╭─ Records supplied

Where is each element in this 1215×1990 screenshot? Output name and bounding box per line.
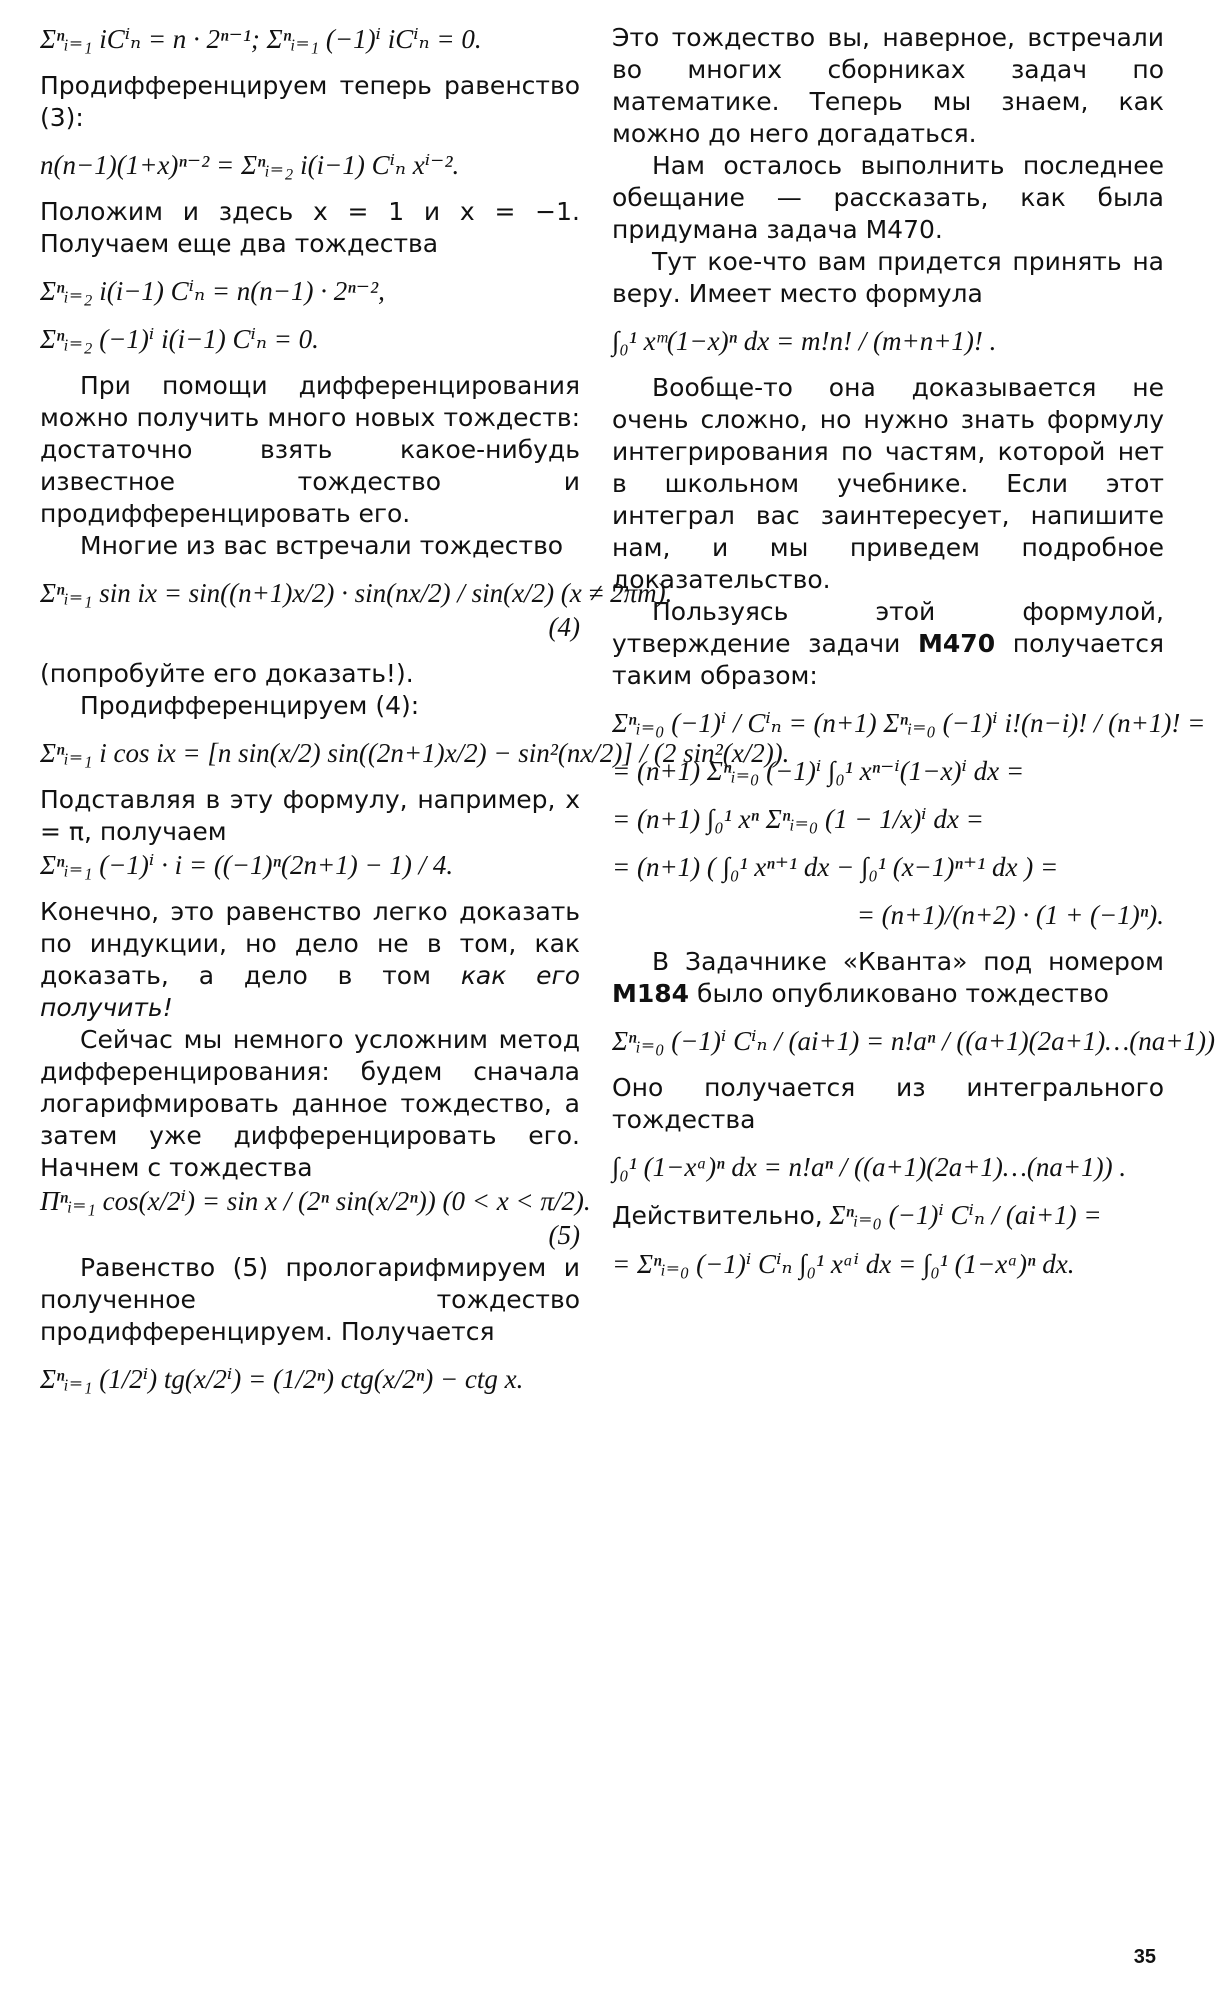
formula-alternating-sum: Σⁿᵢ₌₁ (−1)ⁱ · i = ((−1)ⁿ(2n+1) − 1) / 4.: [40, 850, 454, 880]
paragraph-induction-emphasis: как его получить!: [40, 961, 580, 1022]
formula-indeed: Σⁿᵢ₌₀ (−1)ⁱ Cⁱₙ / (ai+1) =: [829, 1200, 1102, 1230]
formula-tangent-sum: Σⁿᵢ₌₁ (1/2ⁱ) tg(x/2ⁱ) = (1/2ⁿ) ctg(x/2ⁿ) − ctg x.: [40, 1364, 524, 1394]
paragraph-induction: [40, 896, 580, 1024]
right-column: [612, 22, 1215, 1281]
formula-identity-a: Σⁿᵢ₌₂ i(i−1) Cⁱₙ = n(n−1) · 2ⁿ⁻²,: [40, 276, 385, 306]
formula-integral-identity: ∫₀¹ (1−xᵃ)ⁿ dx = n!aⁿ / ((a+1)(2a+1)…(na+1)) .: [612, 1152, 1127, 1182]
formula-m470-step4: = (n+1) ( ∫₀¹ xⁿ⁺¹ dx − ∫₀¹ (x−1)ⁿ⁺¹ dx ) =: [612, 852, 1059, 882]
formula-indeed-line: [612, 1198, 1164, 1233]
paragraph-integral-identity: Оно получается из интегрального тождества: [612, 1073, 1164, 1134]
paragraph-integration-by-parts: Вообще-то она доказывается не очень сложно, но нужно знать формулу интегрирования по частям, которой нет в школьном учебнике. Если этот интеграл вас заинтересует, напишите нам, и мы приведем подробное доказательство.: [612, 373, 1164, 594]
equation-number-4: (4): [548, 612, 580, 642]
paragraph-m184: [612, 946, 1164, 1010]
equation-number-5: (5): [548, 1220, 580, 1250]
paragraph-logarithm-method: Сейчас мы немного усложним метод дифференцирования: будем сначала логарифмировать данное тождество, а затем уже дифференцировать его. Начнем с тождества: [40, 1025, 580, 1182]
paragraph-known-identity: Многие из вас встречали тождество: [80, 531, 564, 560]
paragraph-indeed: Действительно,: [612, 1201, 823, 1230]
formula-identity-b: Σⁿᵢ₌₂ (−1)ⁱ i(i−1) Cⁱₙ = 0.: [40, 324, 319, 354]
paragraph-m470-text: Пользуясь этой формулой, утверждение задачи: [612, 597, 1164, 658]
paragraph-take-on-faith: Тут кое-что вам придется принять на веру. Имеет место формула: [612, 247, 1164, 308]
paragraph-identity-known: Это тождество вы, наверное, встречали во многих сборниках задач по математике. Теперь мы знаем, как можно до него догадаться.: [612, 23, 1164, 148]
paragraph-promise: Нам осталось выполнить последнее обещание — рассказать, как была придумана задача М470.: [612, 151, 1164, 244]
formula-cosine-sum: Σⁿᵢ₌₁ i cos ix = [n sin(x/2) sin((2n+1)x/2) − sin²(nx/2)] / (2 sin²(x/2)).: [40, 738, 790, 768]
formula-final: = Σⁿᵢ₌₀ (−1)ⁱ Cⁱₙ ∫₀¹ xᵃⁱ dx = ∫₀¹ (1−xᵃ)ⁿ dx.: [612, 1249, 1075, 1279]
paragraph-differentiate-4: Продифференцируем (4):: [80, 691, 420, 720]
paragraph-m470: [612, 596, 1164, 692]
formula-m470-step2: = (n+1) Σⁿᵢ₌₀ (−1)ⁱ ∫₀¹ xⁿ⁻ⁱ(1−x)ⁱ dx =: [612, 756, 1025, 786]
formula-m184-identity: Σⁿᵢ₌₀ (−1)ⁱ Cⁱₙ / (ai+1) = n!aⁿ / ((a+1)(2a+1)…(na+1)): [612, 1026, 1215, 1056]
paragraph-m184-text: В Задачнике «Кванта» под номером: [652, 947, 1164, 976]
paragraph-m470-tail: получается таким образом:: [612, 629, 1164, 690]
paragraph-differentiation-method: При помощи дифференцирования можно получить много новых тождеств: достаточно взять какое-нибудь известное тождество и продифференцировать его.: [40, 371, 580, 528]
paragraph-m184-tail: было опубликовано тождество: [689, 979, 1109, 1008]
paragraph-try-prove: (попробуйте его доказать!).: [40, 659, 414, 688]
formula-cosine-product: Πⁿᵢ₌₁ cos(x/2ⁱ) = sin x / (2ⁿ sin(x/2ⁿ)) (0 < x < π/2).: [40, 1186, 591, 1216]
paragraph-differentiate-3: Продифференцируем теперь равенство (3):: [40, 71, 580, 132]
paragraph-induction-text: Конечно, это равенство легко доказать по индукции, но дело не в том, как доказать, а дело в том: [40, 897, 580, 990]
formula-binomial-sums: Σⁿᵢ₌₁ iCⁱₙ = n · 2ⁿ⁻¹; Σⁿᵢ₌₁ (−1)ⁱ iCⁱₙ = 0.: [40, 24, 482, 54]
formula-beta-integral: ∫₀¹ xᵐ(1−x)ⁿ dx = m!n! / (m+n+1)! .: [612, 326, 997, 356]
formula-second-derivative: n(n−1)(1+x)ⁿ⁻² = Σⁿᵢ₌₂ i(i−1) Cⁱₙ xⁱ⁻².: [40, 150, 460, 180]
paragraph-substitute: Подставляя в эту формулу, например, x = π, получаем: [40, 785, 580, 846]
formula-m470-step3: = (n+1) ∫₀¹ xⁿ Σⁿᵢ₌₀ (1 − 1/x)ⁱ dx =: [612, 804, 984, 834]
formula-m470-step1: Σⁿᵢ₌₀ (−1)ⁱ / Cⁱₙ = (n+1) Σⁿᵢ₌₀ (−1)ⁱ i!(n−i)! / (n+1)! =: [612, 708, 1206, 738]
formula-sine-sum-body: Σⁿᵢ₌₁ sin ix = sin((n+1)x/2) · sin(nx/2) / sin(x/2) (x ≠ 2πm).: [40, 578, 673, 608]
formula-sine-sum: [40, 576, 673, 610]
problem-ref-m184: М184: [612, 979, 690, 1008]
problem-ref-m470: М470: [918, 629, 996, 658]
formula-m470-result: = (n+1)/(n+2) · (1 + (−1)ⁿ).: [856, 900, 1164, 930]
paragraph-log-differentiate: Равенство (5) прологарифмируем и полученное тождество продифференцируем. Получается: [40, 1253, 580, 1346]
page-number: 35: [1133, 1946, 1156, 1968]
paragraph-set-x: Положим и здесь x = 1 и x = −1. Получаем еще два тождества: [40, 197, 580, 258]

╰─

• [Requirements]: Copy out the lines of the listing above, beginning at the line that contains "formula-alternating-sum: Σⁿᵢ₌₁ (−1)ⁱ" and continuing through the line that contains "formula-indeed: Σⁿᵢ₌₀ (−1)ⁱ", with both of those lines included.

• [Answer]:
formula-alternating-sum: Σⁿᵢ₌₁ (−1)ⁱ · i = ((−1)ⁿ(2n+1) − 1) / 4.: [40, 850, 454, 880]
paragraph-induction-emphasis: как его получить!: [40, 961, 580, 1022]
formula-indeed: Σⁿᵢ₌₀ (−1)ⁱ Cⁱₙ / (ai+1) =: [829, 1200, 1102, 1230]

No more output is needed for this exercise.